#### Exercise directions:
Can you quote the records below in full, word for word?

#### Input for this task:
▬▬▬▬▬▬
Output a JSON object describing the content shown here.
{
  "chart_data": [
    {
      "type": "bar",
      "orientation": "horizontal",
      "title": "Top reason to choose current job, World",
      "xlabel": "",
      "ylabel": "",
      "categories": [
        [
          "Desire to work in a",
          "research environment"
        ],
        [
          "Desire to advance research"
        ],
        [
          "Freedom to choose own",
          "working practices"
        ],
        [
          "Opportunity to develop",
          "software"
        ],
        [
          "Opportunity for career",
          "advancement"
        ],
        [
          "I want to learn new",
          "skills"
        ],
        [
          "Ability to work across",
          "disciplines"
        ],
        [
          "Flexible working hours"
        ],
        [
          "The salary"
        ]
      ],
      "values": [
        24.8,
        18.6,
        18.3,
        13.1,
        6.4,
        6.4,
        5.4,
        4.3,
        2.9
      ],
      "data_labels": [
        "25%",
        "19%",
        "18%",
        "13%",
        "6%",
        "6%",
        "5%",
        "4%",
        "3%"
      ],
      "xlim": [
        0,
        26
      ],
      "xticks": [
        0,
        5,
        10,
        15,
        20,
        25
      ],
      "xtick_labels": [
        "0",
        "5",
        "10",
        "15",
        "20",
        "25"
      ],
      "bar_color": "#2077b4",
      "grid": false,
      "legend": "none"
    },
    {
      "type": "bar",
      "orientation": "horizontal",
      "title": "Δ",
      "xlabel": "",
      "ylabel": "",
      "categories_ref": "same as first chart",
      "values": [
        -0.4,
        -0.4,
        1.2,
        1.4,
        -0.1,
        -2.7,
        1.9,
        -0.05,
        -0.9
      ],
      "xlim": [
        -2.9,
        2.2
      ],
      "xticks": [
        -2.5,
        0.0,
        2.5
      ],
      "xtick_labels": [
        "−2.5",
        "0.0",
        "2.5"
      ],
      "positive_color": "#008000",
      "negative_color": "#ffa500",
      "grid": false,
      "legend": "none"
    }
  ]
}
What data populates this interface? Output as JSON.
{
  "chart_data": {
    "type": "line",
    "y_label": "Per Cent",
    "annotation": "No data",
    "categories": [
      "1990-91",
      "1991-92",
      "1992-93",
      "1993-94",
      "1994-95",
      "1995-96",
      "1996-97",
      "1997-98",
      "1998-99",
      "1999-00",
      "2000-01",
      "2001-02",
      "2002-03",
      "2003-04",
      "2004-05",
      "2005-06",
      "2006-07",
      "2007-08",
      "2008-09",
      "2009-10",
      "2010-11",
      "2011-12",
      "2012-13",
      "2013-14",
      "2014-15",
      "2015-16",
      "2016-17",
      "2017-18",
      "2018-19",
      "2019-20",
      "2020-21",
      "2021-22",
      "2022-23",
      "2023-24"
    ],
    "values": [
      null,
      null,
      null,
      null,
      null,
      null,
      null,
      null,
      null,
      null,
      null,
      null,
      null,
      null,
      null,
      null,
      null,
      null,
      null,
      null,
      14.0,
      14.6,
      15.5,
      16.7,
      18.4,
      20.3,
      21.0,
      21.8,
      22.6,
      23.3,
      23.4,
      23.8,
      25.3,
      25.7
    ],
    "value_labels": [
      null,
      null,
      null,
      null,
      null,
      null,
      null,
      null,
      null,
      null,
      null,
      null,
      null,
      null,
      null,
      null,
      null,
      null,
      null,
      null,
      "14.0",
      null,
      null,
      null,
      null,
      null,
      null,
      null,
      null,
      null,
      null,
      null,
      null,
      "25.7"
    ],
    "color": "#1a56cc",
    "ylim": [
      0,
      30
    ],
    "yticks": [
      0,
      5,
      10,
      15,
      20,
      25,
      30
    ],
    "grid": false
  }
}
▬▬▬▬▬▬
#### Written reply:
Output a JSON object describing the content shown here.
{
  "chart_data": [
    {
      "type": "bar",
      "orientation": "horizontal",
      "title": "Top reason to choose current job, World",
      "xlabel": "",
      "ylabel": "",
      "categories": [
        [
          "Desire to work in a",
          "research environment"
        ],
        [
          "Desire to advance research"
        ],
        [
          "Freedom to choose own",
          "working practices"
        ],
        [
          "Opportunity to develop",
          "software"
        ],
        [
          "Opportunity for career",
          "advancement"
        ],
        [
          "I want to learn new",
          "skills"
        ],
        [
          "Ability to work across",
          "disciplines"
        ],
        [
          "Flexible working hours"
        ],
        [
          "The salary"
        ]
      ],
      "values": [
        24.8,
        18.6,
        18.3,
        13.1,
        6.4,
        6.4,
        5.4,
        4.3,
        2.9
      ],
      "data_labels": [
        "25%",
        "19%",
        "18%",
        "13%",
        "6%",
        "6%",
        "5%",
        "4%",
        "3%"
      ],
      "xlim": [
        0,
        26
      ],
      "xticks": [
        0,
        5,
        10,
        15,
        20,
        25
      ],
      "xtick_labels": [
        "0",
        "5",
        "10",
        "15",
        "20",
        "25"
      ],
      "bar_color": "#2077b4",
      "grid": false,
      "legend": "none"
    },
    {
      "type": "bar",
      "orientation": "horizontal",
      "title": "Δ",
      "xlabel": "",
      "ylabel": "",
      "categories_ref": "same as first chart",
      "values": [
        -0.4,
        -0.4,
        1.2,
        1.4,
        -0.1,
        -2.7,
        1.9,
        -0.05,
        -0.9
      ],
      "xlim": [
        -2.9,
        2.2
      ],
      "xticks": [
        -2.5,
        0.0,
        2.5
      ],
      "xtick_labels": [
        "−2.5",
        "0.0",
        "2.5"
      ],
      "positive_color": "#008000",
      "negative_color": "#ffa500",
      "grid": false,
      "legend": "none"
    }
  ]
}
What data populates this interface? Output as JSON.
{
  "chart_data": {
    "type": "line",
    "y_label": "Per Cent",
    "annotation": "No data",
    "categories": [
      "1990-91",
      "1991-92",
      "1992-93",
      "1993-94",
      "1994-95",
      "1995-96",
      "1996-97",
      "1997-98",
      "1998-99",
      "1999-00",
      "2000-01",
      "2001-02",
      "2002-03",
      "2003-04",
      "2004-05",
      "2005-06",
      "2006-07",
      "2007-08",
      "2008-09",
      "2009-10",
      "2010-11",
      "2011-12",
      "2012-13",
      "2013-14",
      "2014-15",
      "2015-16",
      "2016-17",
      "2017-18",
      "2018-19",
      "2019-20",
      "2020-21",
      "2021-22",
      "2022-23",
      "2023-24"
    ],
    "values": [
      null,
      null,
      null,
      null,
      null,
      null,
      null,
      null,
      null,
      null,
      null,
      null,
      null,
      null,
      null,
      null,
      null,
      null,
      null,
      null,
      14.0,
      14.6,
      15.5,
      16.7,
      18.4,
      20.3,
      21.0,
      21.8,
      22.6,
      23.3,
      23.4,
      23.8,
      25.3,
      25.7
    ],
    "value_labels": [
      null,
      null,
      null,
      null,
      null,
      null,
      null,
      null,
      null,
      null,
      null,
      null,
      null,
      null,
      null,
      null,
      null,
      null,
      null,
      null,
      "14.0",
      null,
      null,
      null,
      null,
      null,
      null,
      null,
      null,
      null,
      null,
      null,
      null,
      "25.7"
    ],
    "color": "#1a56cc",
    "ylim": [
      0,
      30
    ],
    "yticks": [
      0,
      5,
      10,
      15,
      20,
      25,
      30
    ],
    "grid": false
  }
}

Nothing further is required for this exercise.